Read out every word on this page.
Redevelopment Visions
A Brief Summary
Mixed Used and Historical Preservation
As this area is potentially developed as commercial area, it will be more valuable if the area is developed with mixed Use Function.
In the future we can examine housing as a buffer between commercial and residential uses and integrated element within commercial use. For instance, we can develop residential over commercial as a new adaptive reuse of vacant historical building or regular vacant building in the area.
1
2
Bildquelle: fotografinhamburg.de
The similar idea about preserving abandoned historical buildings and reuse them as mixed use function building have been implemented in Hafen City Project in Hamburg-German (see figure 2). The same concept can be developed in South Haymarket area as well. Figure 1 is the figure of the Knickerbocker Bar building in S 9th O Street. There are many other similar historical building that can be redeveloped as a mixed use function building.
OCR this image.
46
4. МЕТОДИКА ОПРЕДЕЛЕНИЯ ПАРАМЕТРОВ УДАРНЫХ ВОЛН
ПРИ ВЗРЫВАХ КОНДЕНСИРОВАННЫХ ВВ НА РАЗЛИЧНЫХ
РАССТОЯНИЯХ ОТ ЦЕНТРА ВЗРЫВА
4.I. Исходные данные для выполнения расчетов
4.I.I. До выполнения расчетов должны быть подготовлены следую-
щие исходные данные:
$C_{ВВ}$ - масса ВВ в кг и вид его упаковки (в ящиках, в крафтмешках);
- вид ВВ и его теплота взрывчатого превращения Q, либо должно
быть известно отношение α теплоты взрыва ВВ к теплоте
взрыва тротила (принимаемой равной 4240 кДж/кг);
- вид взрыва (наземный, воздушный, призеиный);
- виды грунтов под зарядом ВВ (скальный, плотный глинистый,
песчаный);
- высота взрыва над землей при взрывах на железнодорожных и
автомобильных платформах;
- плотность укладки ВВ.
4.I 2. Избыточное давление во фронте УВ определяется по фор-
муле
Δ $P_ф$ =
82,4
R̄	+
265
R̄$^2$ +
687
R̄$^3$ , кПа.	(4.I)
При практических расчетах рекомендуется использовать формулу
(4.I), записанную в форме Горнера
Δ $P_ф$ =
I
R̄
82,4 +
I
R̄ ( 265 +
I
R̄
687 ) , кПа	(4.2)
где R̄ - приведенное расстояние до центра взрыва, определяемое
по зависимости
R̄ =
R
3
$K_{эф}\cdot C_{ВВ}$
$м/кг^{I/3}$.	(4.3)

****************************************

Do this —
Among the lines of the material, find those that hold the word "выполнения" and copy them.

Solution for this exercise —
4.I. Исходные данные для выполнения расчетов
4.I.I. До выполнения расчетов должны быть подготовлены следую-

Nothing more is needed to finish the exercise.